[Data records]
--- begin ---
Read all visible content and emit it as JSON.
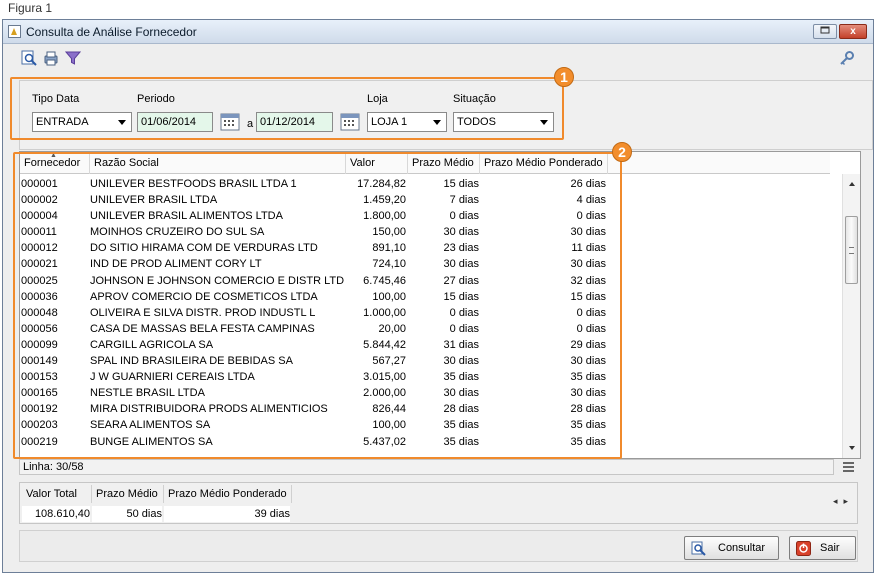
{
  "figure_label": "Figura 1",
  "window": {
    "title": "Consulta de Análise Fornecedor",
    "close_glyph": "x"
  },
  "filters": {
    "tipo_data_label": "Tipo Data",
    "tipo_data_value": "ENTRADA",
    "periodo_label": "Periodo",
    "date_start": "01/06/2014",
    "date_separator": "a",
    "date_end": "01/12/2014",
    "loja_label": "Loja",
    "loja_value": "LOJA 1",
    "situacao_label": "Situação",
    "situacao_value": "TODOS"
  },
  "badges": {
    "filters": "1",
    "grid": "2"
  },
  "grid": {
    "columns": [
      "Fornecedor",
      "Razão Social",
      "Valor",
      "Prazo Médio",
      "Prazo Médio Ponderado"
    ],
    "rows": [
      {
        "code": "000001",
        "name": "UNILEVER BESTFOODS BRASIL LTDA 1",
        "valor": "17.284,82",
        "prazo": "15 dias",
        "ponderado": "26 dias"
      },
      {
        "code": "000002",
        "name": "UNILEVER BRASIL LTDA",
        "valor": "1.459,20",
        "prazo": "7 dias",
        "ponderado": "4 dias"
      },
      {
        "code": "000004",
        "name": "UNILEVER BRASIL ALIMENTOS LTDA",
        "valor": "1.800,00",
        "prazo": "0 dias",
        "ponderado": "0 dias"
      },
      {
        "code": "000011",
        "name": "MOINHOS CRUZEIRO DO SUL SA",
        "valor": "150,00",
        "prazo": "30 dias",
        "ponderado": "30 dias"
      },
      {
        "code": "000012",
        "name": "DO SITIO HIRAMA COM DE VERDURAS LTD",
        "valor": "891,10",
        "prazo": "23 dias",
        "ponderado": "11 dias"
      },
      {
        "code": "000021",
        "name": "IND DE PROD ALIMENT CORY LT",
        "valor": "724,10",
        "prazo": "30 dias",
        "ponderado": "30 dias"
      },
      {
        "code": "000025",
        "name": "JOHNSON E JOHNSON COMERCIO E DISTR LTD",
        "valor": "6.745,46",
        "prazo": "27 dias",
        "ponderado": "32 dias"
      },
      {
        "code": "000036",
        "name": "APROV COMERCIO DE COSMETICOS LTDA",
        "valor": "100,00",
        "prazo": "15 dias",
        "ponderado": "15 dias"
      },
      {
        "code": "000048",
        "name": "OLIVEIRA E SILVA DISTR. PROD INDUSTL L",
        "valor": "1.000,00",
        "prazo": "0 dias",
        "ponderado": "0 dias"
      },
      {
        "code": "000056",
        "name": "CASA DE MASSAS BELA FESTA CAMPINAS",
        "valor": "20,00",
        "prazo": "0 dias",
        "ponderado": "0 dias"
      },
      {
        "code": "000099",
        "name": "CARGILL AGRICOLA SA",
        "valor": "5.844,42",
        "prazo": "31 dias",
        "ponderado": "29 dias"
      },
      {
        "code": "000149",
        "name": "SPAL IND BRASILEIRA DE BEBIDAS SA",
        "valor": "567,27",
        "prazo": "30 dias",
        "ponderado": "30 dias"
      },
      {
        "code": "000153",
        "name": "J W GUARNIERI CEREAIS LTDA",
        "valor": "3.015,00",
        "prazo": "35 dias",
        "ponderado": "35 dias"
      },
      {
        "code": "000165",
        "name": "NESTLE BRASIL LTDA",
        "valor": "2.000,00",
        "prazo": "30 dias",
        "ponderado": "30 dias"
      },
      {
        "code": "000192",
        "name": "MIRA DISTRIBUIDORA PRODS ALIMENTICIOS",
        "valor": "826,44",
        "prazo": "28 dias",
        "ponderado": "28 dias"
      },
      {
        "code": "000203",
        "name": "SEARA ALIMENTOS SA",
        "valor": "100,00",
        "prazo": "35 dias",
        "ponderado": "35 dias"
      },
      {
        "code": "000219",
        "name": "BUNGE ALIMENTOS SA",
        "valor": "5.437,02",
        "prazo": "35 dias",
        "ponderado": "35 dias"
      }
    ]
  },
  "status": {
    "linha": "Linha: 30/58"
  },
  "summary": {
    "valor_total_label": "Valor Total",
    "prazo_medio_label": "Prazo Médio",
    "prazo_ponderado_label": "Prazo Médio Ponderado",
    "valor_total": "108.610,40",
    "prazo_medio": "50 dias",
    "prazo_ponderado": "39 dias"
  },
  "buttons": {
    "consultar": "Consultar",
    "sair": "Sair"
  },
  "colors": {
    "highlight": "#f08a2c",
    "date_field_bg": "#e4f7ea"
  },
  "icons": [
    "app-icon",
    "preview-icon",
    "print-icon",
    "filter-icon",
    "key-icon",
    "calendar-icon",
    "consultar-icon",
    "sair-icon"
  ]
}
--- end ---
TASK OBJECTIVE:
Scan the records above for the string "COMERCIO", then select every line that holds it.

EXERCISE RESPONSE:
        "name": "JOHNSON E JOHNSON COMERCIO E DISTR LTD",
        "name": "APROV COMERCIO DE COSMETICOS LTDA",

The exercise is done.